Data entries
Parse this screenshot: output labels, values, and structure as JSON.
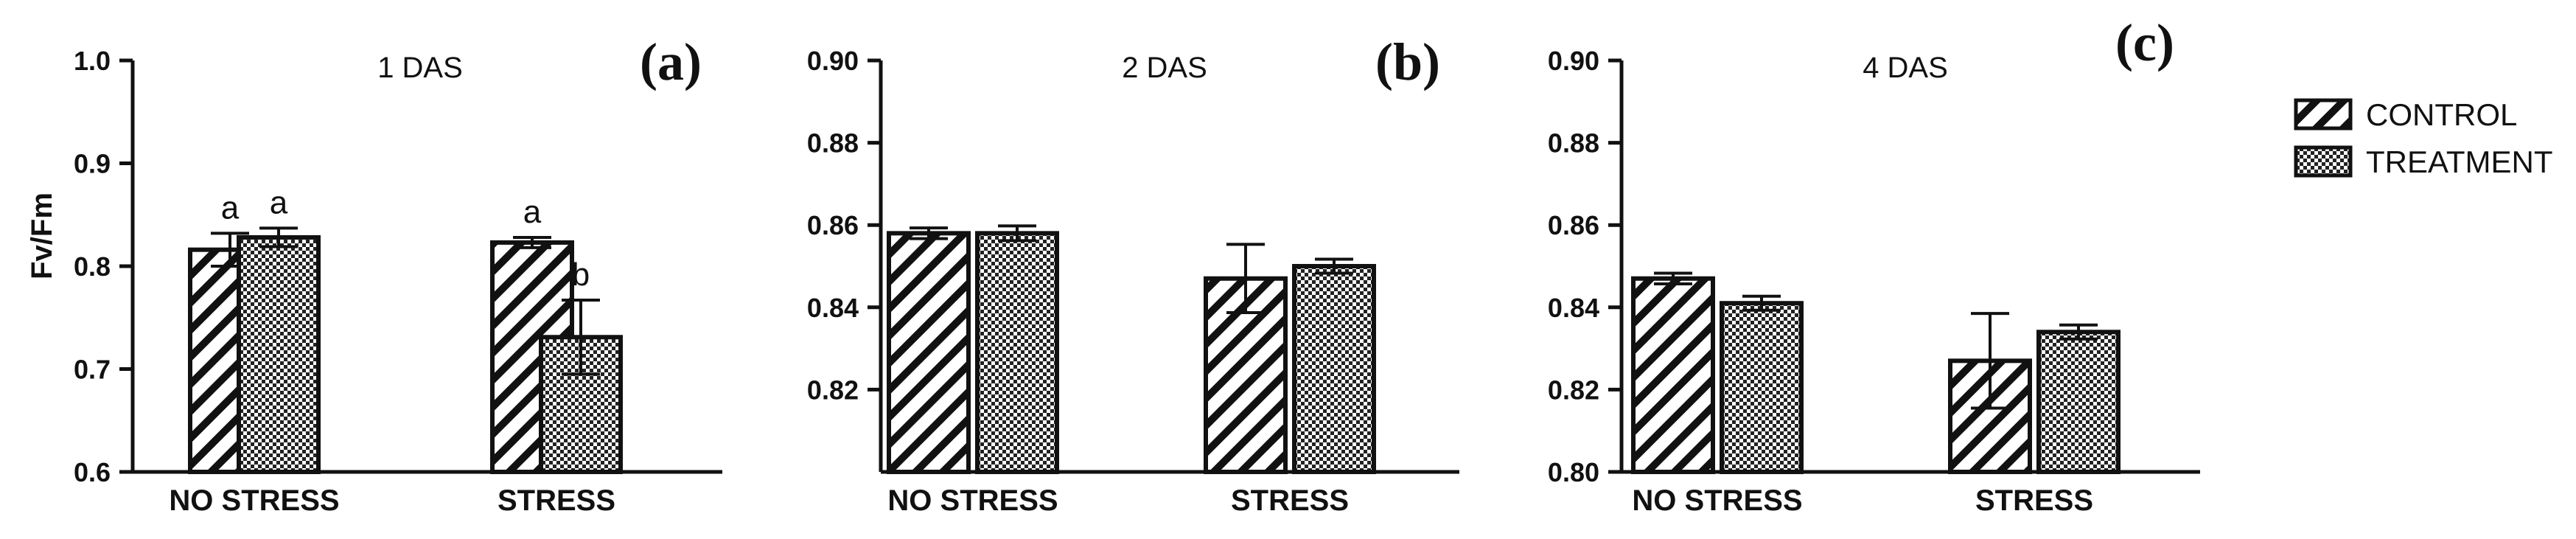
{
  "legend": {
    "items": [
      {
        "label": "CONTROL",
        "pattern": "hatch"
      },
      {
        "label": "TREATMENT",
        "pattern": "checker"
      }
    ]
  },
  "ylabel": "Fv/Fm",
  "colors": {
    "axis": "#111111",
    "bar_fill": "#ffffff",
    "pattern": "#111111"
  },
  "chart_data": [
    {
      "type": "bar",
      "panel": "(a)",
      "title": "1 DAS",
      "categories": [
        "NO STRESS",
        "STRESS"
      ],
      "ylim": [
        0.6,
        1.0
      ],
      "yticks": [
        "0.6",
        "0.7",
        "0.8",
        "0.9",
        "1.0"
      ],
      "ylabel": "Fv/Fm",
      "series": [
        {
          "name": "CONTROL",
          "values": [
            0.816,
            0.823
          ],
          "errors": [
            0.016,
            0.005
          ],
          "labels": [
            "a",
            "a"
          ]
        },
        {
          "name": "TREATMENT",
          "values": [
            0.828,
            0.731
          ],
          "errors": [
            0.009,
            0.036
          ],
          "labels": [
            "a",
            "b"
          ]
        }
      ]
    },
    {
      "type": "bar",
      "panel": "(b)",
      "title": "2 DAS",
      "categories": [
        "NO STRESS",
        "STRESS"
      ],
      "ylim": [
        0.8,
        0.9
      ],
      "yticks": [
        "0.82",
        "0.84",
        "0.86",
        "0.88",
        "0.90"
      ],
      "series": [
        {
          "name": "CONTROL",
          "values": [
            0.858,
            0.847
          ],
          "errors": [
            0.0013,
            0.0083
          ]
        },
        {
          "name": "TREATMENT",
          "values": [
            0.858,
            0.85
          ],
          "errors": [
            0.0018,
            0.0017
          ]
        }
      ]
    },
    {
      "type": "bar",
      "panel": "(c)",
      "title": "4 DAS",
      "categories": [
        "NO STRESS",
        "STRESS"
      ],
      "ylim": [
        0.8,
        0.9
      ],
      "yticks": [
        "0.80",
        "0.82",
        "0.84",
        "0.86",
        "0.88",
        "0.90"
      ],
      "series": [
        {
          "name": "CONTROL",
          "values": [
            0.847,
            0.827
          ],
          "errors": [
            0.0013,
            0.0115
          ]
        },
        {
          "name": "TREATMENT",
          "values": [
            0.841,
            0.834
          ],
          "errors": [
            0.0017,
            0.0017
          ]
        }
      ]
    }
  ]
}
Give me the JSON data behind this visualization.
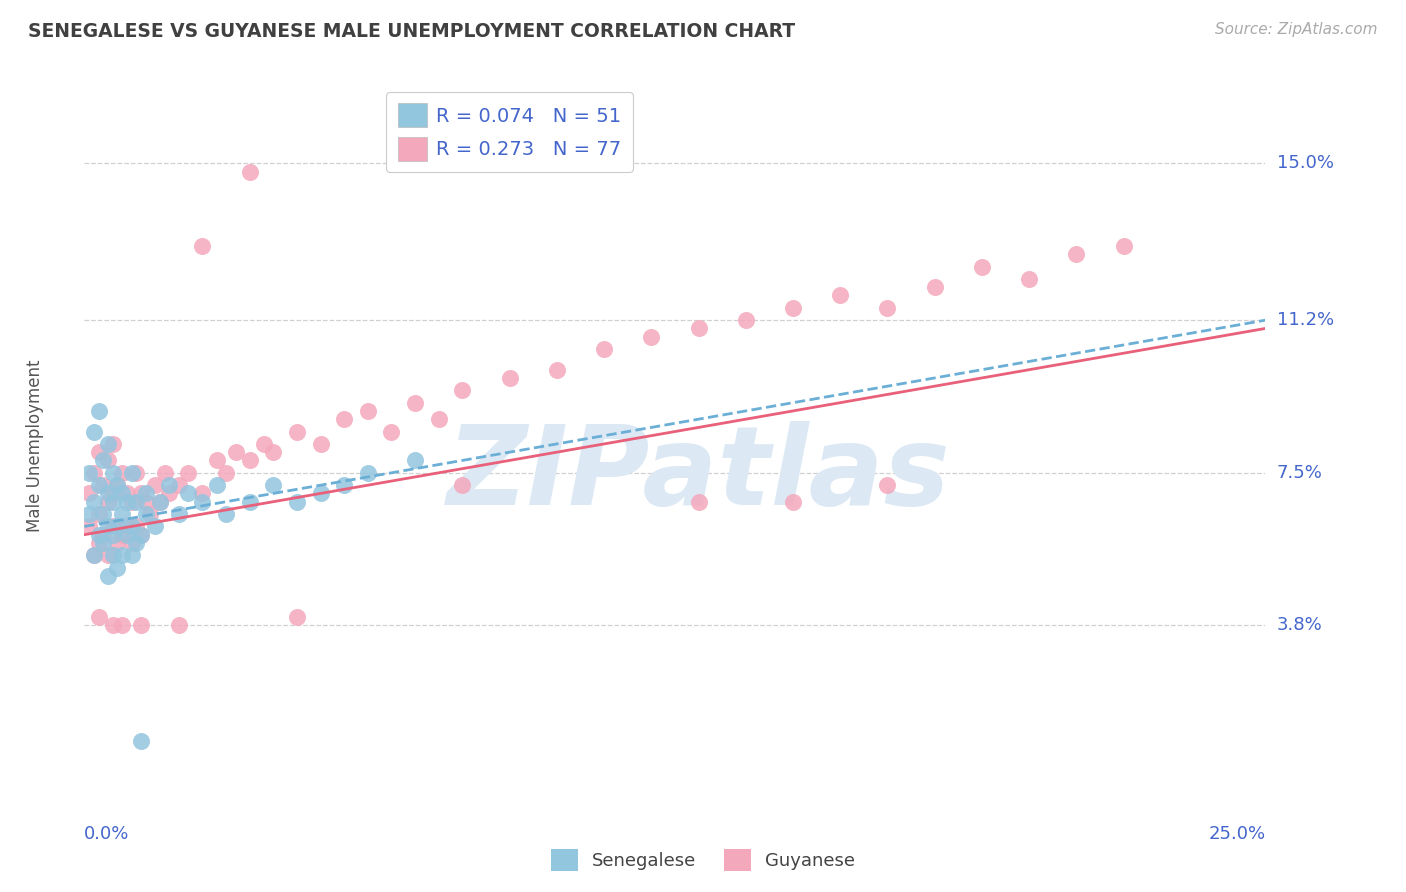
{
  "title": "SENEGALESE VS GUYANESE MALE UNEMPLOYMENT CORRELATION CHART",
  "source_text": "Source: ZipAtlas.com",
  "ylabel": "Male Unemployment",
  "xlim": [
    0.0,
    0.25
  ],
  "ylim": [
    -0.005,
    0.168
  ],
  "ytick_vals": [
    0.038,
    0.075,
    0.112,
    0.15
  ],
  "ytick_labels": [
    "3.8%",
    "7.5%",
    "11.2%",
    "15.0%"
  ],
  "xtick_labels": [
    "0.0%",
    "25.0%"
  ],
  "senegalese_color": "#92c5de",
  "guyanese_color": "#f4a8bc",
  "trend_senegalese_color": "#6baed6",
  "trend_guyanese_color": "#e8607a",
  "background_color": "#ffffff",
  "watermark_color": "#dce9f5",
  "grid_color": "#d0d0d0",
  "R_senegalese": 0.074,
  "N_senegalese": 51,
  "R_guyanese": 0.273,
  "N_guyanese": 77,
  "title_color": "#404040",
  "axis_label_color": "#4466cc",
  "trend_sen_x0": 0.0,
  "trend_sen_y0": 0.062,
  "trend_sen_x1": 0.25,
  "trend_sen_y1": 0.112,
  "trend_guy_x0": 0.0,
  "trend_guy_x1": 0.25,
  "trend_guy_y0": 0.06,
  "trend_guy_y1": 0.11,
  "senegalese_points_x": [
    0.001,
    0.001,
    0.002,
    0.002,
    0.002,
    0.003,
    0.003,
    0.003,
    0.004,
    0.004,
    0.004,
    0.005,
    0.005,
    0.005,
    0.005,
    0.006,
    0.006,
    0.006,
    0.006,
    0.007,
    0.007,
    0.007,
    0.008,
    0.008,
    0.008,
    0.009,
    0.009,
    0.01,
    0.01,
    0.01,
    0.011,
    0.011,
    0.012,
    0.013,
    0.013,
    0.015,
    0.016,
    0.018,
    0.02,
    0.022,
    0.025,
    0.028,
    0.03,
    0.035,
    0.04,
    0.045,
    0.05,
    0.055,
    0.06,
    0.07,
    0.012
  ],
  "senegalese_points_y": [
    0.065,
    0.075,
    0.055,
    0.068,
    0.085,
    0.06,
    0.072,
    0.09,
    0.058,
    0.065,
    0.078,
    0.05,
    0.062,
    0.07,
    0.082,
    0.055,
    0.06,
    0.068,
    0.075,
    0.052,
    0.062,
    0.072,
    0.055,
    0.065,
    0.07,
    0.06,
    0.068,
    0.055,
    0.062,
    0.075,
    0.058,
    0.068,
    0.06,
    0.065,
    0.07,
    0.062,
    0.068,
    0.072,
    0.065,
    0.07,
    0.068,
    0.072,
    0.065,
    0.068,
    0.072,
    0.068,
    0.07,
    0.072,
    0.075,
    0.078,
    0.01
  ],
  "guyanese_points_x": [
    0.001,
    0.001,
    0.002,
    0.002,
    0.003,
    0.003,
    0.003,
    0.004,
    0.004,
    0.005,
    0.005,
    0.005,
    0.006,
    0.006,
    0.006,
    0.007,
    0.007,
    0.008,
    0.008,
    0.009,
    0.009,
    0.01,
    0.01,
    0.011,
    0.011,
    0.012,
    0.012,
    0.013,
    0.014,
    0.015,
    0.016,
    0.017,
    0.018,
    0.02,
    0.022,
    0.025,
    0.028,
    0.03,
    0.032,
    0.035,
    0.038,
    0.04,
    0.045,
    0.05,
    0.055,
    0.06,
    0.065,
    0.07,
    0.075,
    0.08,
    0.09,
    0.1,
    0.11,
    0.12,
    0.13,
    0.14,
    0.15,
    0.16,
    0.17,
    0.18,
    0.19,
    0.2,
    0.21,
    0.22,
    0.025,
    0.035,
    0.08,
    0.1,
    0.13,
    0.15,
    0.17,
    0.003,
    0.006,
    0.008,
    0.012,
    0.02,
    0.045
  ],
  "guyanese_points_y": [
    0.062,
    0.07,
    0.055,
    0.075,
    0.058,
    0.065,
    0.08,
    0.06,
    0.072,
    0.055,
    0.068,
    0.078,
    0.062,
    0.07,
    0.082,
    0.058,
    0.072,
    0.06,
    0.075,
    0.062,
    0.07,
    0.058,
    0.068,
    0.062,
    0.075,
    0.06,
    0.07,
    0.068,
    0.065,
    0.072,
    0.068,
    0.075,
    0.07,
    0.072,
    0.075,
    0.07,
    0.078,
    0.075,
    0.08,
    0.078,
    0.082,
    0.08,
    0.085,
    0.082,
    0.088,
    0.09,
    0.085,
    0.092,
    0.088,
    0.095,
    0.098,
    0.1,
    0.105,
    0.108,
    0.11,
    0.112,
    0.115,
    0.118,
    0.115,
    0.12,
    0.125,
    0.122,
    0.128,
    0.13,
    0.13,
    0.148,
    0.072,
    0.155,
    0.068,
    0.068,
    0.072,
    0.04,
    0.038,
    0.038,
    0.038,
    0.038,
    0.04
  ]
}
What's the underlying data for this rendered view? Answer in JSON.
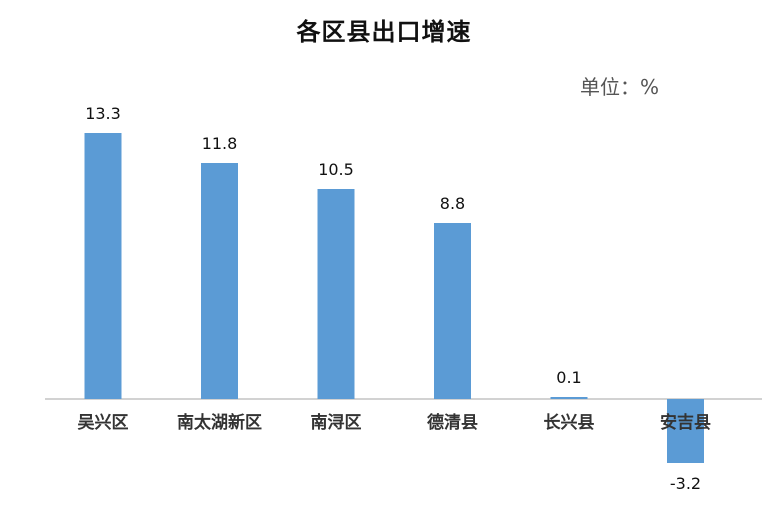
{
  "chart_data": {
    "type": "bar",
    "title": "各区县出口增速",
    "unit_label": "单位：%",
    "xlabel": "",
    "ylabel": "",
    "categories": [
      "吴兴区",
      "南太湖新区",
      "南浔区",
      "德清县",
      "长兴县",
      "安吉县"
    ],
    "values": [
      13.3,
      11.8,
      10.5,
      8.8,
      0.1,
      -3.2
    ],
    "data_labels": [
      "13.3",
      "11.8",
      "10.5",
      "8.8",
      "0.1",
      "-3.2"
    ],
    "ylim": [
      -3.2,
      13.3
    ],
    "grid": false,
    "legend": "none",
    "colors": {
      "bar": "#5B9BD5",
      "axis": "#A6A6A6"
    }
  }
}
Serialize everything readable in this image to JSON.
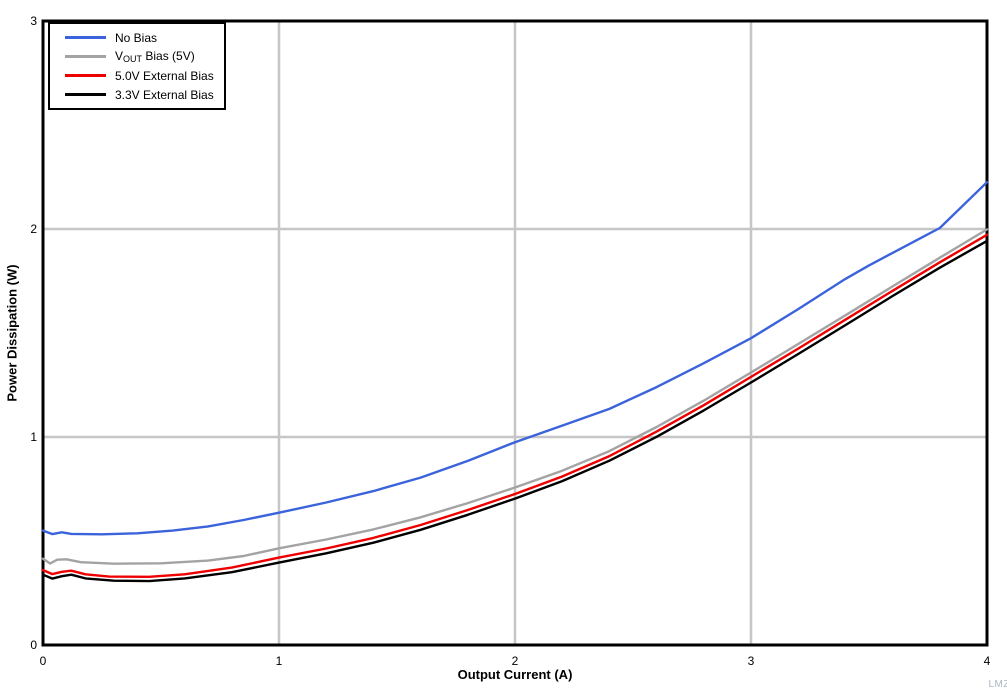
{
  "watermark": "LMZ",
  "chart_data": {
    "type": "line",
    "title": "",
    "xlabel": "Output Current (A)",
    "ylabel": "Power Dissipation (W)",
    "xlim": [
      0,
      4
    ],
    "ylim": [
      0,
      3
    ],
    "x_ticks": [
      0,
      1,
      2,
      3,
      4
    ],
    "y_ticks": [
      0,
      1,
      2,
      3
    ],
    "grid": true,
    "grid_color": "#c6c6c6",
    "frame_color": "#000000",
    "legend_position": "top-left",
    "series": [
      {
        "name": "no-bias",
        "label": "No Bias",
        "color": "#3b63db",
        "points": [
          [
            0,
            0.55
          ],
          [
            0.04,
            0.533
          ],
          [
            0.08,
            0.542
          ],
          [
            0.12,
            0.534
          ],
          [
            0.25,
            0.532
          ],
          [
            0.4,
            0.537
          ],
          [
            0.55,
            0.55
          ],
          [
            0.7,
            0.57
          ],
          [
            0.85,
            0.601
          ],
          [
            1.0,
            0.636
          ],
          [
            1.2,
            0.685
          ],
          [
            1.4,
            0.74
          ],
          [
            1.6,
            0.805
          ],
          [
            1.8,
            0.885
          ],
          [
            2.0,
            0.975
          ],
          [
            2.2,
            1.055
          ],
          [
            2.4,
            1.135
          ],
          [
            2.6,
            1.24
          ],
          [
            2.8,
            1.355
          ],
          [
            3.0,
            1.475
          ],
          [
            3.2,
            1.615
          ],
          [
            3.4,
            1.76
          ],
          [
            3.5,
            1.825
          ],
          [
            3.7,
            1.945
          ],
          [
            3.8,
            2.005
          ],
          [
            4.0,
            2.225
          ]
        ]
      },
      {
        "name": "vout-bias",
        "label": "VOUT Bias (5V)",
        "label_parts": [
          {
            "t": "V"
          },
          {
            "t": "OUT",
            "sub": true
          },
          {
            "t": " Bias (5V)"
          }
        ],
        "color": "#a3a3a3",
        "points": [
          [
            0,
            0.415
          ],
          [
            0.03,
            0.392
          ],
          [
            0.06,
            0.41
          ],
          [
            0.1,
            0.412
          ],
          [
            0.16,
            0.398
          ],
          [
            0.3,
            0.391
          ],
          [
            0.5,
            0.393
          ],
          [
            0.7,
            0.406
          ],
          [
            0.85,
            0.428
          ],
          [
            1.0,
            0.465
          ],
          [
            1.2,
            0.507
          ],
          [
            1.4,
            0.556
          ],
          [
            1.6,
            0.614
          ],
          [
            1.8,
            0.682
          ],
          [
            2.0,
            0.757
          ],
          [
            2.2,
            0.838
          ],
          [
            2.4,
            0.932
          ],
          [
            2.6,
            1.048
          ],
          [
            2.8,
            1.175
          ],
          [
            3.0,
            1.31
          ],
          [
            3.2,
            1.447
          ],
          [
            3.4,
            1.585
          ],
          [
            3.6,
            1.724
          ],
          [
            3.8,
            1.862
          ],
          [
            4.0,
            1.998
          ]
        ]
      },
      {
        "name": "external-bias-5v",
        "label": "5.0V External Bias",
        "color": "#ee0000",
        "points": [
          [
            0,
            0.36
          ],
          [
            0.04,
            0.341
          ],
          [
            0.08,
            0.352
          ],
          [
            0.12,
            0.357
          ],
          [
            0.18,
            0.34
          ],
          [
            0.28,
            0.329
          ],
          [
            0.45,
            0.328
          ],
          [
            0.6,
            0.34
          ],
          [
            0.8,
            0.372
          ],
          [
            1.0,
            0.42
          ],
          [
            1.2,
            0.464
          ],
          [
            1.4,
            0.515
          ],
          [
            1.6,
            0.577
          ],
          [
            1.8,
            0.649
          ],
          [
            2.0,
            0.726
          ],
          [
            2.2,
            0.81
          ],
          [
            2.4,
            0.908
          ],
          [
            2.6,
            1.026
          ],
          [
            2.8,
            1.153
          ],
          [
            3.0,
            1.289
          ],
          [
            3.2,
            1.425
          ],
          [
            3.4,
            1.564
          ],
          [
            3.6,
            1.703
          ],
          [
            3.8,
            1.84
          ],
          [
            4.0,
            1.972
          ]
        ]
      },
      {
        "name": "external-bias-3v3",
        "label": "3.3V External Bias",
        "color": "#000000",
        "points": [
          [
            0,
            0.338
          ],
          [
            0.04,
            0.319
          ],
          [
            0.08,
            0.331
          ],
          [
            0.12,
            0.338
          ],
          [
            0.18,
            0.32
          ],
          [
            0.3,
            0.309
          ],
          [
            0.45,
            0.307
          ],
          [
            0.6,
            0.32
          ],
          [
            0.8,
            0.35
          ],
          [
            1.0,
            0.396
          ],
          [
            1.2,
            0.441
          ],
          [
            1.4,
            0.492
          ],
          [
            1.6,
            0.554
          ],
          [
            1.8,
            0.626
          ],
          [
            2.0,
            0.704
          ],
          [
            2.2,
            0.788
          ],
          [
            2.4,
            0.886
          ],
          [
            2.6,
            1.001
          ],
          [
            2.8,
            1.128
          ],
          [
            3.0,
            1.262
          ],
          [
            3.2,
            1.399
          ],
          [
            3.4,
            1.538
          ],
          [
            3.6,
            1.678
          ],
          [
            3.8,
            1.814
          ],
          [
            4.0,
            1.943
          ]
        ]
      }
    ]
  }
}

**Requirements:**
From the data above, gather every line that includes the word "ylabel".

**Final result:**
  "ylabel": "Fv/Fm",
      "ylabel": "Fv/Fm",
  "ylabel": "Male Unemployment",
    "ylabel": "",
    "ylabel": "Power Dissipation (W)",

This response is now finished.